AIM
Pull out from the material below all lines with "text".

INPUT RECORDS
— BEGIN —

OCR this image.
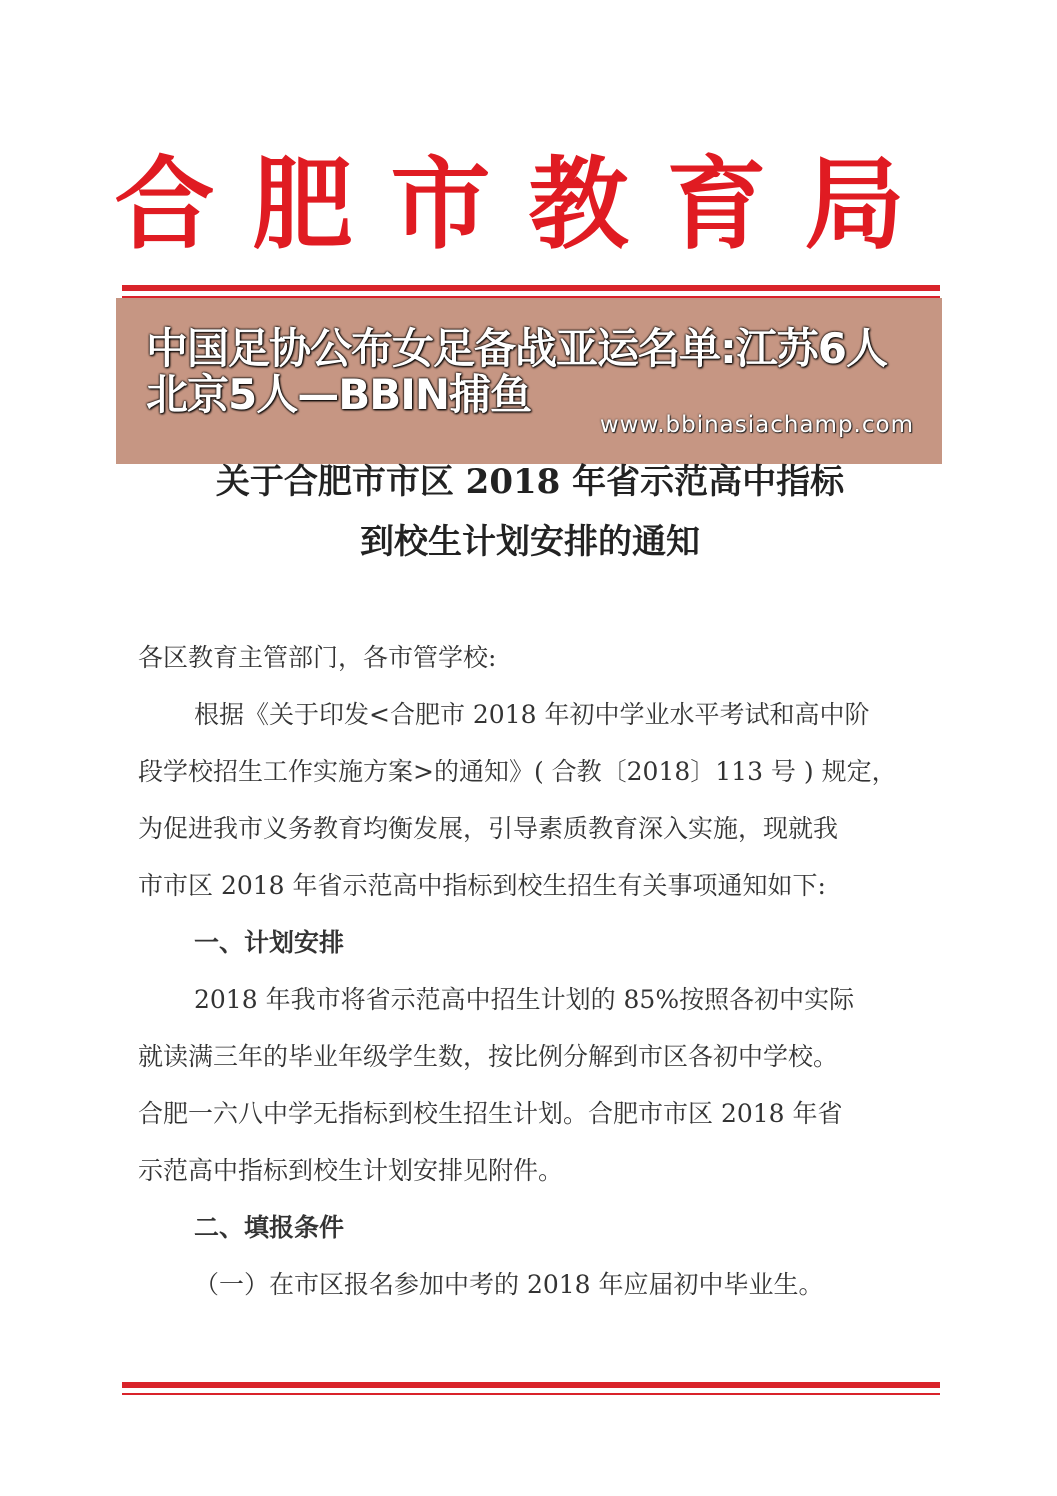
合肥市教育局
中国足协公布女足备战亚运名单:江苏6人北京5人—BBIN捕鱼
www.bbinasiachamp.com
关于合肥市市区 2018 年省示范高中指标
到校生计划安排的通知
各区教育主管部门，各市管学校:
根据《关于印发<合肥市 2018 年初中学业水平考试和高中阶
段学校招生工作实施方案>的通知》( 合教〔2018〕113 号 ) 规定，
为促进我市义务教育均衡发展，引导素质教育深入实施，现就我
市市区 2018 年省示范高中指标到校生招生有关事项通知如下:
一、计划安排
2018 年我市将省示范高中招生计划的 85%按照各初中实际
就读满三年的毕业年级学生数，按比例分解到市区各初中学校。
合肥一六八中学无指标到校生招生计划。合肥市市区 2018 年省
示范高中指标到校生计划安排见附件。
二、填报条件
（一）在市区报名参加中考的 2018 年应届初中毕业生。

— END —
— BEGIN —

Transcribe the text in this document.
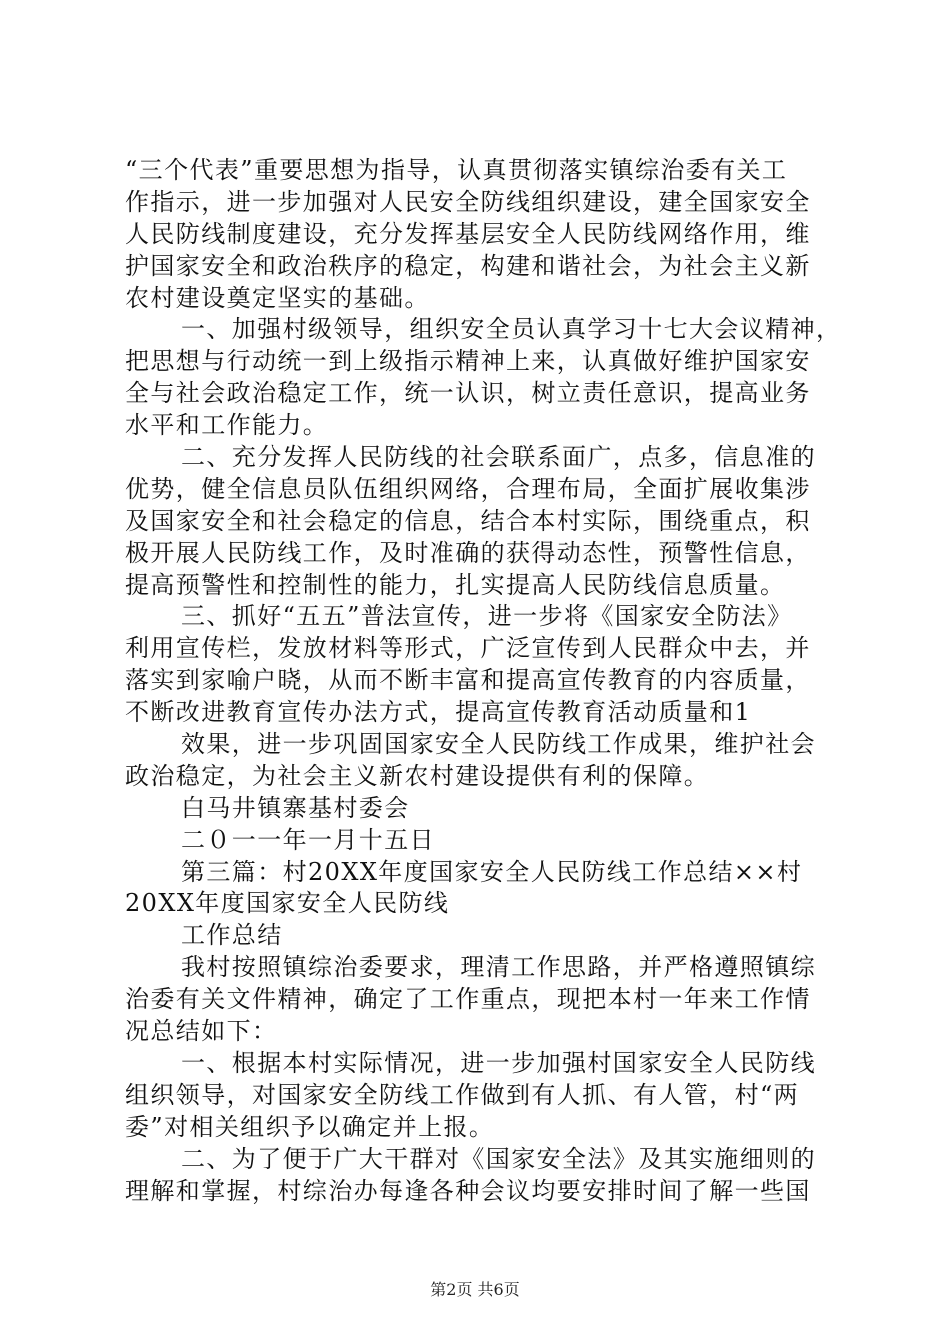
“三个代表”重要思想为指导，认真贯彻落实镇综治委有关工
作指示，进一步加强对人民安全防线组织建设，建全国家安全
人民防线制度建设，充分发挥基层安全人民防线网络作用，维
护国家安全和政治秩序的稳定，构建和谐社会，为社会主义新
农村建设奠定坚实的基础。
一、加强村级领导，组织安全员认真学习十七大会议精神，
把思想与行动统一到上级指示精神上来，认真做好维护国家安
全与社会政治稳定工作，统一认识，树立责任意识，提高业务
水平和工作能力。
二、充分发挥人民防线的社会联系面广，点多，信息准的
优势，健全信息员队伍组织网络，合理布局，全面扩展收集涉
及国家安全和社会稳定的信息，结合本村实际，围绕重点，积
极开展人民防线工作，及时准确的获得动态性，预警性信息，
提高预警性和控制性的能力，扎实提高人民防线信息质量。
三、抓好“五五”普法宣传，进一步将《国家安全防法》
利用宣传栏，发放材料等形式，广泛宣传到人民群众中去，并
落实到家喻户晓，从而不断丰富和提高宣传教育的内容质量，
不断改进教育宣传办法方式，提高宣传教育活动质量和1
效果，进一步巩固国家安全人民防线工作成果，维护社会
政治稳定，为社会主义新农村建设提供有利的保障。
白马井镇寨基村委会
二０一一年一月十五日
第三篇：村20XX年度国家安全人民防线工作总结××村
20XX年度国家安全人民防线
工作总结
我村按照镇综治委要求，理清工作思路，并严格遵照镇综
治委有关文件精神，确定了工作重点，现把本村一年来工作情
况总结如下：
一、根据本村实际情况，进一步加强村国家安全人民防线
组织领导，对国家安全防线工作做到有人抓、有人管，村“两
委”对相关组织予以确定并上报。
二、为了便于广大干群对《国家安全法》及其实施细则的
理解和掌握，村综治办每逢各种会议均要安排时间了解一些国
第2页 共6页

— END —
— BEGIN —

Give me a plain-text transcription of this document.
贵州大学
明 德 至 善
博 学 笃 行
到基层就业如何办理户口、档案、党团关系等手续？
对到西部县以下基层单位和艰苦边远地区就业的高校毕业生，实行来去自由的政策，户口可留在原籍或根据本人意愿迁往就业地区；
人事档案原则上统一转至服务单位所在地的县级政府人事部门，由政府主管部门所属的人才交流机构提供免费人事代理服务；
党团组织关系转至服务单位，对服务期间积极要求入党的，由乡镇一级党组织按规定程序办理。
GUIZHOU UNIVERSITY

— END —

WRITTEN SOLUTION
Transcribe the text in this document.
Give me a plain-text transcription of this document.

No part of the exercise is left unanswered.